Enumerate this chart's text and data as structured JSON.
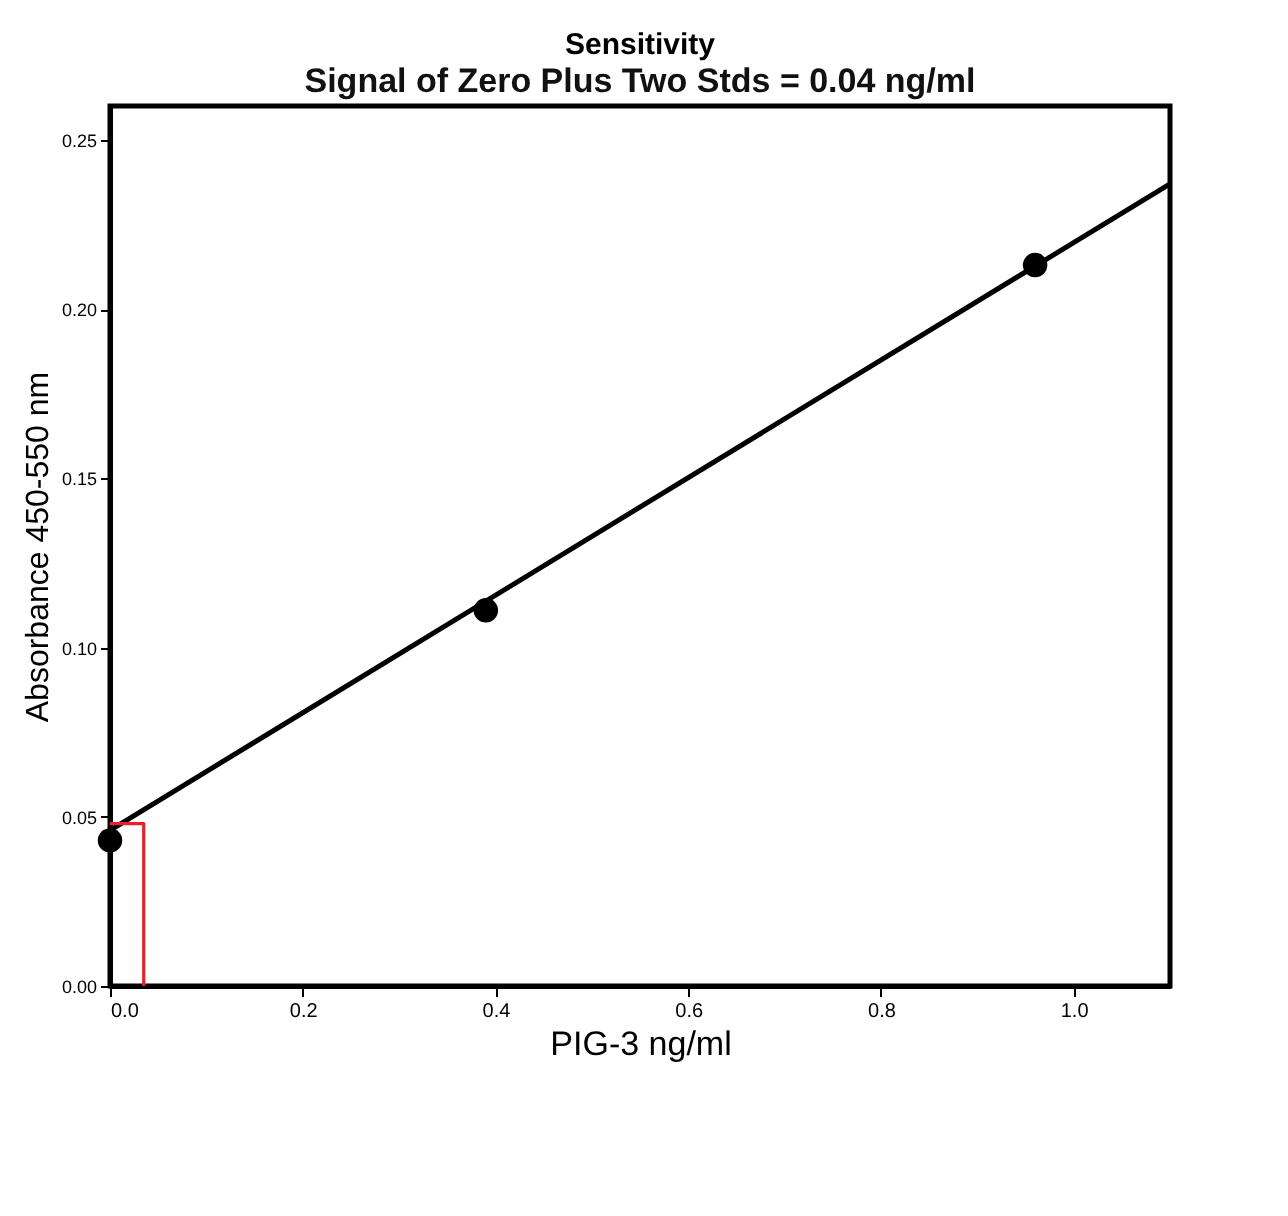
{
  "chart_data": {
    "type": "scatter",
    "title": "Sensitivity",
    "subtitle": "Signal of Zero Plus Two Stds = 0.04 ng/ml",
    "xlabel": "PIG-3 ng/ml",
    "ylabel": "Absorbance 450-550 nm",
    "series": [
      {
        "color": "#000000",
        "x": [
          0,
          0.39,
          0.96
        ],
        "values": [
          0.043,
          0.111,
          0.213
        ],
        "marker": "circle"
      },
      {
        "type": "line",
        "color": "#000000",
        "x": [
          0,
          1.1
        ],
        "values": [
          0.046,
          0.237
        ],
        "marker": "none"
      },
      {
        "type": "line",
        "color": "#e8202a",
        "x": [
          0,
          0.035,
          0.035
        ],
        "values": [
          0.048,
          0.048,
          0
        ],
        "marker": "none"
      }
    ],
    "xlim": [
      0,
      1.1
    ],
    "ylim": [
      0,
      0.26
    ],
    "xticks": [
      {
        "value": 0,
        "label": "0.0"
      },
      0.2,
      0.4,
      0.6,
      0.8,
      {
        "value": 1,
        "label": "1.0"
      }
    ],
    "yticks": [
      {
        "value": 0,
        "label": "0.00"
      },
      0.05,
      {
        "value": 0.1,
        "label": "0.10"
      },
      0.15,
      {
        "value": 0.2,
        "label": "0.20"
      },
      0.25
    ],
    "grid": false
  }
}
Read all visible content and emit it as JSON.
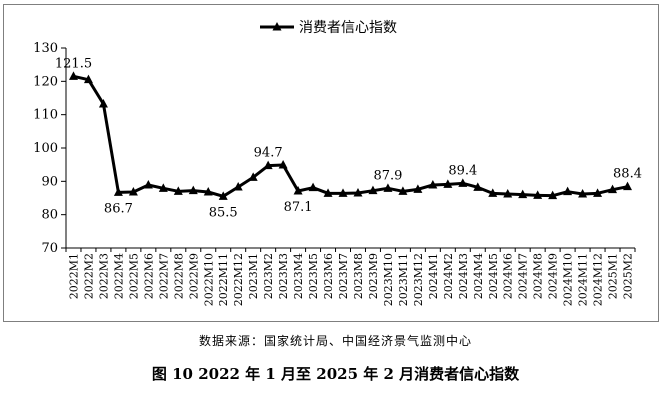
{
  "chart_data": {
    "type": "line",
    "title": "",
    "legend": {
      "label": "消费者信心指数",
      "position": "top"
    },
    "xlabel": "",
    "ylabel": "",
    "ylim": [
      70,
      130
    ],
    "yticks": [
      70,
      80,
      90,
      100,
      110,
      120,
      130
    ],
    "grid": false,
    "categories": [
      "2022M1",
      "2022M2",
      "2022M3",
      "2022M4",
      "2022M5",
      "2022M6",
      "2022M7",
      "2022M8",
      "2022M9",
      "2022M10",
      "2022M11",
      "2022M12",
      "2023M1",
      "2023M2",
      "2023M3",
      "2023M4",
      "2023M5",
      "2023M6",
      "2023M7",
      "2023M8",
      "2023M9",
      "2023M10",
      "2023M11",
      "2023M12",
      "2024M1",
      "2024M2",
      "2024M3",
      "2024M4",
      "2024M5",
      "2024M6",
      "2024M7",
      "2024M8",
      "2024M9",
      "2024M10",
      "2024M11",
      "2024M12",
      "2025M1",
      "2025M2"
    ],
    "series": [
      {
        "name": "消费者信心指数",
        "color": "#000000",
        "marker": "triangle",
        "values": [
          121.5,
          120.5,
          113.2,
          86.7,
          86.8,
          88.9,
          87.9,
          87.0,
          87.2,
          86.8,
          85.5,
          88.3,
          91.2,
          94.7,
          94.9,
          87.1,
          88.1,
          86.4,
          86.4,
          86.5,
          87.2,
          87.9,
          87.0,
          87.6,
          88.9,
          89.1,
          89.4,
          88.2,
          86.4,
          86.2,
          86.0,
          85.8,
          85.7,
          86.9,
          86.2,
          86.4,
          87.5,
          88.4
        ]
      }
    ],
    "data_labels": [
      {
        "index": 0,
        "text": "121.5",
        "place": "above"
      },
      {
        "index": 3,
        "text": "86.7",
        "place": "below"
      },
      {
        "index": 10,
        "text": "85.5",
        "place": "below"
      },
      {
        "index": 13,
        "text": "94.7",
        "place": "above"
      },
      {
        "index": 15,
        "text": "87.1",
        "place": "below"
      },
      {
        "index": 21,
        "text": "87.9",
        "place": "above"
      },
      {
        "index": 26,
        "text": "89.4",
        "place": "above"
      },
      {
        "index": 37,
        "text": "88.4",
        "place": "above"
      }
    ]
  },
  "source_note": "数据来源：国家统计局、中国经济景气监测中心",
  "caption": "图 10  2022 年 1 月至 2025 年 2 月消费者信心指数"
}
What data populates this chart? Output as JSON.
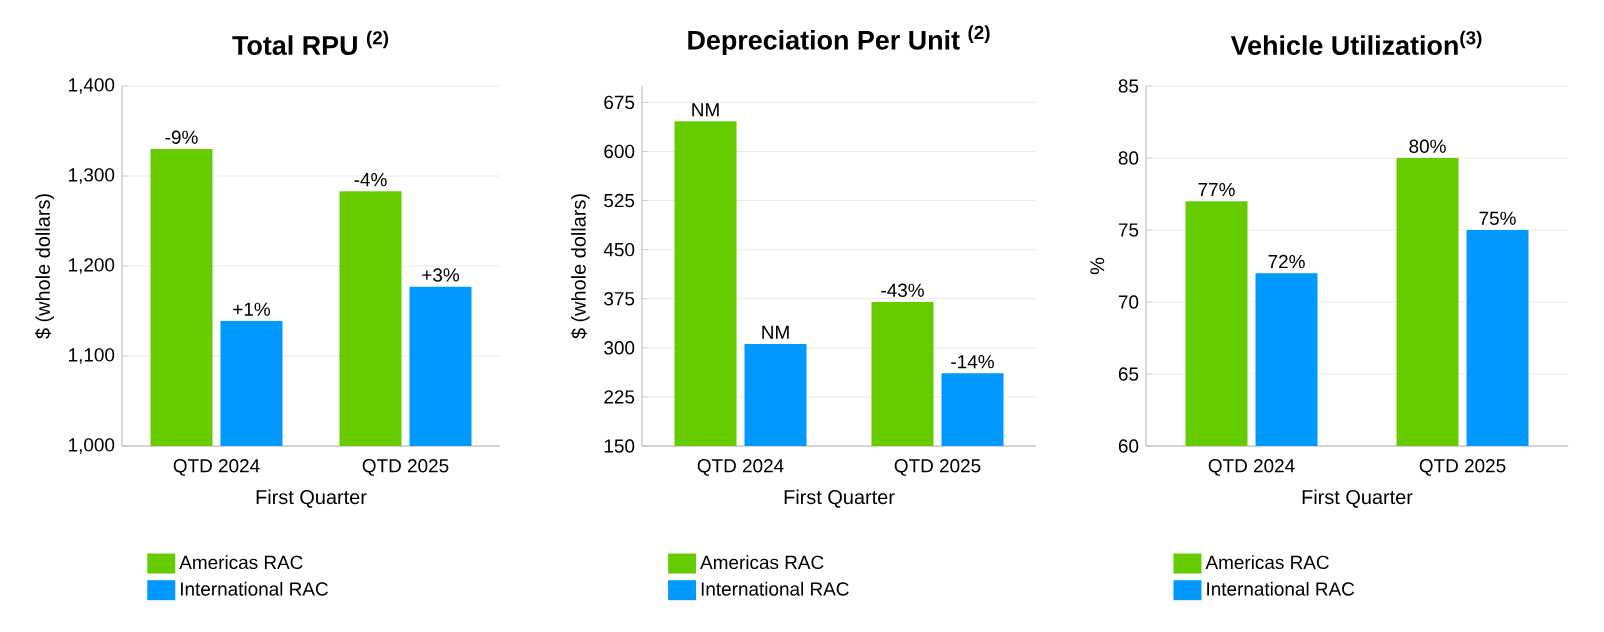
{
  "chart_data": [
    {
      "type": "bar",
      "title": "Total RPU $^{(2)}$",
      "xlabel": "First Quarter",
      "ylabel": "$ (whole dollars)",
      "categories": [
        "QTD 2024",
        "QTD 2025"
      ],
      "series": [
        {
          "name": "Americas RAC",
          "color": "#66cc00",
          "values": [
            1330,
            1283
          ]
        },
        {
          "name": "International RAC",
          "color": "#0099ff",
          "values": [
            1139,
            1177
          ]
        }
      ],
      "annotations": [
        {
          "text": "-9%",
          "x": "QTD 2024",
          "y": 1330
        },
        {
          "text": "-4%",
          "x": "QTD 2025",
          "y": 1283
        },
        {
          "text": "+1%",
          "x": "QTD 2024",
          "y": 1139
        },
        {
          "text": "+3%",
          "x": "QTD 2025",
          "y": 1177
        }
      ],
      "ylim": [
        1000,
        1400
      ],
      "yticks": [
        {
          "value": 1000,
          "label": "1,000"
        },
        {
          "value": 1100,
          "label": "1,100"
        },
        {
          "value": 1200,
          "label": "1,200"
        },
        {
          "value": 1300,
          "label": "1,300"
        },
        {
          "value": 1400,
          "label": "1,400"
        }
      ],
      "grid": "y",
      "legend": "bottom"
    },
    {
      "type": "bar",
      "title": "Depreciation Per Unit $^{(2)}$",
      "xlabel": "First Quarter",
      "ylabel": "$ (whole dollars)",
      "categories": [
        "QTD 2024",
        "QTD 2025"
      ],
      "series": [
        {
          "name": "Americas RAC",
          "color": "#66cc00",
          "values": [
            646,
            370
          ]
        },
        {
          "name": "International RAC",
          "color": "#0099ff",
          "values": [
            306,
            261
          ]
        }
      ],
      "annotations": [
        {
          "text": "NM",
          "x": "QTD 2024",
          "y": 646
        },
        {
          "text": "-43%",
          "x": "QTD 2025",
          "y": 370
        },
        {
          "text": "NM",
          "x": "QTD 2024",
          "y": 306
        },
        {
          "text": "-14%",
          "x": "QTD 2025",
          "y": 261
        }
      ],
      "ylim": [
        150,
        700
      ],
      "yticks": [
        150,
        225,
        300,
        375,
        450,
        525,
        600,
        675
      ],
      "grid": "y",
      "legend": "bottom"
    },
    {
      "type": "bar",
      "title": "Vehicle Utilization$^{(3)}$",
      "xlabel": "First Quarter",
      "ylabel": "%",
      "categories": [
        "QTD 2024",
        "QTD 2025"
      ],
      "series": [
        {
          "name": "Americas RAC",
          "color": "#66cc00",
          "values": [
            77,
            80
          ],
          "value_labels": [
            "77%",
            "80%"
          ]
        },
        {
          "name": "International RAC",
          "color": "#0099ff",
          "values": [
            72,
            75
          ],
          "value_labels": [
            "72%",
            "75%"
          ]
        }
      ],
      "ylim": [
        60,
        85
      ],
      "yticks": [
        60,
        65,
        70,
        75,
        80,
        85
      ],
      "grid": "y",
      "legend": "bottom"
    }
  ]
}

What is required
Locate and copy each line in the data above that includes the word "JSON".

Response for this exercise
Enumerate this chart's text and data as structured JSON.
Read all visible content and emit it as JSON.
What data populates this chart? Output as JSON.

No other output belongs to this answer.